▶ _Task to complete_
Using the listing below, extract each line that has the word "root" in it.

▶ _Given records_
'''
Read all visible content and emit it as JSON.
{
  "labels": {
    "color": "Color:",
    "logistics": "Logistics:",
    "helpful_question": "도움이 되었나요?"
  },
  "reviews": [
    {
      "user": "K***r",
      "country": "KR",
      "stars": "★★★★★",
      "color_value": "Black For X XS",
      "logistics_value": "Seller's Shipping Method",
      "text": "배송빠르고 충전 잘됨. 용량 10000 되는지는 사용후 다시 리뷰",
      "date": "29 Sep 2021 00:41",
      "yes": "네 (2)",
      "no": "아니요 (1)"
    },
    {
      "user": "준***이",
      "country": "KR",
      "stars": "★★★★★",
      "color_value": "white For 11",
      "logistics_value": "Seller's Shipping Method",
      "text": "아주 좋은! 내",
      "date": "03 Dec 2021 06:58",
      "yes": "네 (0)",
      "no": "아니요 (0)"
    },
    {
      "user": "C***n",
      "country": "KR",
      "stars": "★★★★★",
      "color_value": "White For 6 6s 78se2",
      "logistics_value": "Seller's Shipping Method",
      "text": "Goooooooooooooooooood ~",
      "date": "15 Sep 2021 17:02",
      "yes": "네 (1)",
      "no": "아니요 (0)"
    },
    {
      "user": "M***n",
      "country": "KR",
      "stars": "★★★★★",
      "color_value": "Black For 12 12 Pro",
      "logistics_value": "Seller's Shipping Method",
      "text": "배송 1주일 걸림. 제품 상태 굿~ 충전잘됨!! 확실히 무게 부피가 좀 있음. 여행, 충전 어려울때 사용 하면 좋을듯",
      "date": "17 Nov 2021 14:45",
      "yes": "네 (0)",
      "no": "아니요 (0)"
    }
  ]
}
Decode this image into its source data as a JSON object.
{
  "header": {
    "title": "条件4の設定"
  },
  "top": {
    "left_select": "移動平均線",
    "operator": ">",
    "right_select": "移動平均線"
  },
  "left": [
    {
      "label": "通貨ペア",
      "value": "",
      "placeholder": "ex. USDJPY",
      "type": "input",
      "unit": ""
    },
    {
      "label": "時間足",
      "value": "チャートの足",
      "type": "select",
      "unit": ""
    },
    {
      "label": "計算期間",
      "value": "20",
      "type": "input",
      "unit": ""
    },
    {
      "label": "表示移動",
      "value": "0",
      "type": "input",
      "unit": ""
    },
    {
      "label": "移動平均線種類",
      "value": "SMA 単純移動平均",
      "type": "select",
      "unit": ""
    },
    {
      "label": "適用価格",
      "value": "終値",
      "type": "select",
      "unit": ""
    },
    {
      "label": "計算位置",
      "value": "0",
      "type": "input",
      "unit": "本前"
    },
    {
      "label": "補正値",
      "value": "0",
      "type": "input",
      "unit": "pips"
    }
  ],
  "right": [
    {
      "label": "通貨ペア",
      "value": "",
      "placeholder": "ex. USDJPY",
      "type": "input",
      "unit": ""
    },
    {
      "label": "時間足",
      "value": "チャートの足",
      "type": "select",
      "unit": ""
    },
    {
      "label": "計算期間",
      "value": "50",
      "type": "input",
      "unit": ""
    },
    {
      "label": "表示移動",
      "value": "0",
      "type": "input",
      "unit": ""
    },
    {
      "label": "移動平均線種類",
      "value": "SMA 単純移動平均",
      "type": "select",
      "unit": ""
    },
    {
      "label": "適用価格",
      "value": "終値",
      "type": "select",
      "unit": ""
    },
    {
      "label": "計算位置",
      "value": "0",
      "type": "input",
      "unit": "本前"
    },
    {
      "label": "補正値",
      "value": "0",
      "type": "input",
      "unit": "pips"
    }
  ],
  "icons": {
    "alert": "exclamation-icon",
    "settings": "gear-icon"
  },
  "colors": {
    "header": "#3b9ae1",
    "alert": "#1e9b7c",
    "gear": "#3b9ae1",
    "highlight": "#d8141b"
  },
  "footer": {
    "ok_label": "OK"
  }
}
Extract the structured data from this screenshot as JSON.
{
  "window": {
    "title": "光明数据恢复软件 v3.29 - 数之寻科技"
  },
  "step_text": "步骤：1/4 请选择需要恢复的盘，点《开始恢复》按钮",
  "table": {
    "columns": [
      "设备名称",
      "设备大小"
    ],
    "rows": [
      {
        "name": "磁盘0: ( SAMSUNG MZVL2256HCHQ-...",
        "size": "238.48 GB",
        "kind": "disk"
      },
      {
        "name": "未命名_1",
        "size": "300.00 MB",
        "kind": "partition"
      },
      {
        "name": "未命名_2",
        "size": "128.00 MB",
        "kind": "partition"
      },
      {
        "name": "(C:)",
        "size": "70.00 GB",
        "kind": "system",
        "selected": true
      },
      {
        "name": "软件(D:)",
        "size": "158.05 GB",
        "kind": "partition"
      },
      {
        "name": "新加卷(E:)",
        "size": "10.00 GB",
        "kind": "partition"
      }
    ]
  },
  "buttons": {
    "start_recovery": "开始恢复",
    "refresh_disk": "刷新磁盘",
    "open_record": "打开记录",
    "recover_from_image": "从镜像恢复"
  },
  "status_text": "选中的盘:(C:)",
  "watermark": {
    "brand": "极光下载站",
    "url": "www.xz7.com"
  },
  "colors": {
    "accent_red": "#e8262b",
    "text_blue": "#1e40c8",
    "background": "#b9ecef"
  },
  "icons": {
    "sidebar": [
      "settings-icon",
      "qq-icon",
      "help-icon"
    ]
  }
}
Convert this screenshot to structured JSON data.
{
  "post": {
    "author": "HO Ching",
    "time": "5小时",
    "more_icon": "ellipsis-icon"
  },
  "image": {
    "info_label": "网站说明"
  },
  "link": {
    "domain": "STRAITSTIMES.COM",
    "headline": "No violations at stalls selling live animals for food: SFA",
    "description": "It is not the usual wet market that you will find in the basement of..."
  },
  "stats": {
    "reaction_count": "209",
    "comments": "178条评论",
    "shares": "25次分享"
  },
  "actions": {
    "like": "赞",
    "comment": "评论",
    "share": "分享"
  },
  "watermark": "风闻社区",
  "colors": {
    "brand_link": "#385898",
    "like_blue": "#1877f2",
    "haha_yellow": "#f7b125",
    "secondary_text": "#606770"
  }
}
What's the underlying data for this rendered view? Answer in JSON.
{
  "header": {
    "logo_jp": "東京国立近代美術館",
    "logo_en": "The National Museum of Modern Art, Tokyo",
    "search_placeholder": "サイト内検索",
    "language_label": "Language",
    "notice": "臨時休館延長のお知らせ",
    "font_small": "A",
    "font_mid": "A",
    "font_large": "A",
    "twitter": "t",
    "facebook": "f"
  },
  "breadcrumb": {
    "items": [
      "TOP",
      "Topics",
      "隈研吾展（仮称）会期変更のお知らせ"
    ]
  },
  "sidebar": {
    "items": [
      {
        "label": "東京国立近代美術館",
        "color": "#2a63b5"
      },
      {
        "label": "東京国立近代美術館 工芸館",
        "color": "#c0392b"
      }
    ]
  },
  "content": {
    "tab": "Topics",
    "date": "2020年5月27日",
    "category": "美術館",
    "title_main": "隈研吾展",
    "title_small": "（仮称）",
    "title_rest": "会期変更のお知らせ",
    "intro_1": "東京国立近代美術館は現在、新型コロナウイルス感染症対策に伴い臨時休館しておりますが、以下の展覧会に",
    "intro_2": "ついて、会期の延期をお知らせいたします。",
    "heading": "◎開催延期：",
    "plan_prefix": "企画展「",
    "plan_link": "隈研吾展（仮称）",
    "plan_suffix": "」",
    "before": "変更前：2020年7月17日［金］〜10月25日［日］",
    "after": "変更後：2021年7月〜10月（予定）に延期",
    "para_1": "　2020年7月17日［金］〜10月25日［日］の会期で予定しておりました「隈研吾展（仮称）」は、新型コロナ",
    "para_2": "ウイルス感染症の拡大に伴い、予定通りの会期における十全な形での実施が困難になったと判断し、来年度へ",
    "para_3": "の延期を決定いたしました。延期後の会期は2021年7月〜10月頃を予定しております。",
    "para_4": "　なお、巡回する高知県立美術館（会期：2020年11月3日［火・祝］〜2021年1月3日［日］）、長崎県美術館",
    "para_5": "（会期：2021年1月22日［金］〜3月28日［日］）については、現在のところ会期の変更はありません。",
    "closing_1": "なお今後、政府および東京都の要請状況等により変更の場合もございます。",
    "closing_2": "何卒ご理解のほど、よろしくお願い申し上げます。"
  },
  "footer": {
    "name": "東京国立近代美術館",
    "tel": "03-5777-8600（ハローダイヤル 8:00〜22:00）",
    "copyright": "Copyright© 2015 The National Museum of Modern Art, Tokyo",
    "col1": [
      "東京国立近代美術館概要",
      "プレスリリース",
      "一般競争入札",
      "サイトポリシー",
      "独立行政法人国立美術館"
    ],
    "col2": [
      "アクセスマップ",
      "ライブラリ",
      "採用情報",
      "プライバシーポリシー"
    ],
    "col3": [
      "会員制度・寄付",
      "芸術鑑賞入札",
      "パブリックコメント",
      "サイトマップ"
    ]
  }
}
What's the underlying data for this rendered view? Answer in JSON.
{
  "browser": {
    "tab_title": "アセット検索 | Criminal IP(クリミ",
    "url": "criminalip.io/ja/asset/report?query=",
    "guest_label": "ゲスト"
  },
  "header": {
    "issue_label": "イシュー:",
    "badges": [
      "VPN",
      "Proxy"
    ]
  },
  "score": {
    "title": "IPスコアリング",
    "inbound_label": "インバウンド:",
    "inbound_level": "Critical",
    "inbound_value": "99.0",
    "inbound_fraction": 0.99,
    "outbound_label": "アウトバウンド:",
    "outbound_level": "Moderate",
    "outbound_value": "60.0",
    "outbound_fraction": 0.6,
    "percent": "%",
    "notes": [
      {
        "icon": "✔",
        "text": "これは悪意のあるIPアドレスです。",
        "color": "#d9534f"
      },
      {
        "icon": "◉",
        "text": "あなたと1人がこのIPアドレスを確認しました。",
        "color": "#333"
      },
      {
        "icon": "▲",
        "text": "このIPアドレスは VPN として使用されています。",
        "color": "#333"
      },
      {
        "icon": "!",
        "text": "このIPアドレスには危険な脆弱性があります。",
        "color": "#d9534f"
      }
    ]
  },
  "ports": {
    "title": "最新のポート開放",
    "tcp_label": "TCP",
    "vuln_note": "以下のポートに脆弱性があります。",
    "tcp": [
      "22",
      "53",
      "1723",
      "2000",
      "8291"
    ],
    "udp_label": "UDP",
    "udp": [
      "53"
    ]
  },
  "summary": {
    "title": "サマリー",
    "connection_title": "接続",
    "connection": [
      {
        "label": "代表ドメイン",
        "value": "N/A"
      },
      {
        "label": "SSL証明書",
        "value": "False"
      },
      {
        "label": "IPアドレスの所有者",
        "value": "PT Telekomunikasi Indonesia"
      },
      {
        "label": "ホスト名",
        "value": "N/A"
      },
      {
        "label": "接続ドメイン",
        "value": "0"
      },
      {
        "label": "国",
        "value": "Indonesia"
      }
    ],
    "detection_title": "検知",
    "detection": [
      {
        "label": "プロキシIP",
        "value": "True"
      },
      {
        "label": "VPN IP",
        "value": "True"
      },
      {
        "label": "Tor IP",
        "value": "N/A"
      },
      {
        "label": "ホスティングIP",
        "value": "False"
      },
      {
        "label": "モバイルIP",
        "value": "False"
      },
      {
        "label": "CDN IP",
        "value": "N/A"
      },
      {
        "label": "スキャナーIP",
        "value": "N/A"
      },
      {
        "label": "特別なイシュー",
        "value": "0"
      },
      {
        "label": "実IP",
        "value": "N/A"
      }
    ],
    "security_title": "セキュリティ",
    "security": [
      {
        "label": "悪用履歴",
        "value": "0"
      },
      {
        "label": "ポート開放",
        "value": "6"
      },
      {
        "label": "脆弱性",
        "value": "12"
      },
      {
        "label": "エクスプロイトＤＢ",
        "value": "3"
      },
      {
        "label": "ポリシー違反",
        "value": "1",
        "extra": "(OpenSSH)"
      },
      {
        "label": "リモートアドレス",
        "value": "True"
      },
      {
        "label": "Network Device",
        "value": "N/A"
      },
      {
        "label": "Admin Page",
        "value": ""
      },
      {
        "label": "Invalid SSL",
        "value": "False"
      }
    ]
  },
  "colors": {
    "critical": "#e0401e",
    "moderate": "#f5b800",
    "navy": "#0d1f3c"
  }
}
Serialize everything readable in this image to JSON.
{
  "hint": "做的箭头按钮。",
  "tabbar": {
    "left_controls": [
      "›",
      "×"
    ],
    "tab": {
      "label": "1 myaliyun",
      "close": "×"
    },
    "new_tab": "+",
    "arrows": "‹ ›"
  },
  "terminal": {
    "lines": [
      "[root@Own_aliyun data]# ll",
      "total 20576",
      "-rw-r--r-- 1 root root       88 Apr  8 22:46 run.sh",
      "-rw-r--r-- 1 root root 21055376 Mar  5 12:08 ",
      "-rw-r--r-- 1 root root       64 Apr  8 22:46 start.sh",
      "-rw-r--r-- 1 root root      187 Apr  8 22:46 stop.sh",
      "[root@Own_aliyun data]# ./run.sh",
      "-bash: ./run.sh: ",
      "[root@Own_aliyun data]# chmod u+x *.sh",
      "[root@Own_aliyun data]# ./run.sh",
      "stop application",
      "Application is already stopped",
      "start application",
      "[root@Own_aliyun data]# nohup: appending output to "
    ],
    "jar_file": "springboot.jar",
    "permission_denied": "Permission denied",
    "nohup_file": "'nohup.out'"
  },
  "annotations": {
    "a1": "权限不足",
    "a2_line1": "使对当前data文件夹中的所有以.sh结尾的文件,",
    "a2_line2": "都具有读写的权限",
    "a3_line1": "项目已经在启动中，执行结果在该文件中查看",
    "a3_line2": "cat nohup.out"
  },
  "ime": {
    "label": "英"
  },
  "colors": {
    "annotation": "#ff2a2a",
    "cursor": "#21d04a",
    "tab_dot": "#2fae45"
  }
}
'''
▶ _Task solution_
      "[root@Own_aliyun data]# ll",
      "-rw-r--r-- 1 root root       88 Apr  8 22:46 run.sh",
      "-rw-r--r-- 1 root root 21055376 Mar  5 12:08 ",
      "-rw-r--r-- 1 root root       64 Apr  8 22:46 start.sh",
      "-rw-r--r-- 1 root root      187 Apr  8 22:46 stop.sh",
      "[root@Own_aliyun data]# ./run.sh",
      "[root@Own_aliyun data]# chmod u+x *.sh",
      "[root@Own_aliyun data]# ./run.sh",
      "[root@Own_aliyun data]# nohup: appending output to "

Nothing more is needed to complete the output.